Imagine skimming along at 13,000 feet, an undulating path underfoot. You're alone, above timberline, above the urban fray of political bullshitters, tedious Face-bookers and mass murdering psychopaths...above all the sordid megalomanic news of corporate greed and corruption. I tell ya, folks, now more than ever, depleted spirits cry out in desperate need of a wilderness recharge. Nothing—not drugs, alcohol or money—fills empty vessels with peace and contentment quite like a lonely alpine trail.


This time, Bobbie and I want to go somewhere less popular than Highland Mary Lakes...someplace empty of 8 passenger SUVs and plebeian Motor-heads revving ATVs.


Minnie Gulch is such a place, wallflower enough to fend off advances, yet easy on the eye and soul. Absent fanciful lakes and lore, mythos and pathos, people and machines; just a lonely above-timberline trail with restorative unbridled vistas.

● DATA PROVIDED:
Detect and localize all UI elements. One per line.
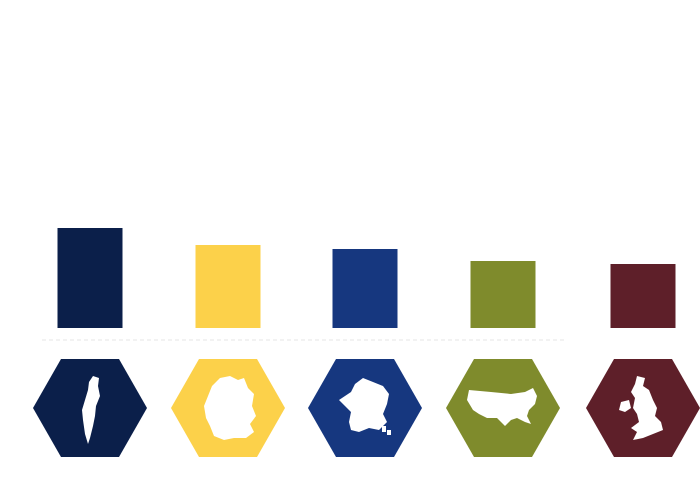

● THE TASKS:
[a] According to the hiking passage, what place did Bobbie and the narrator want to go somewhere less popular than?
[b] The hiking passage says some things do not fill empty vessels with peace and contentment the way a lonely alpine trail does. List every one of them.
Answer using only the hiking passage.

● TASK-BY-TASK ANSWERS:
[a] Highland Mary Lakes

[b] Drugs, alcohol, money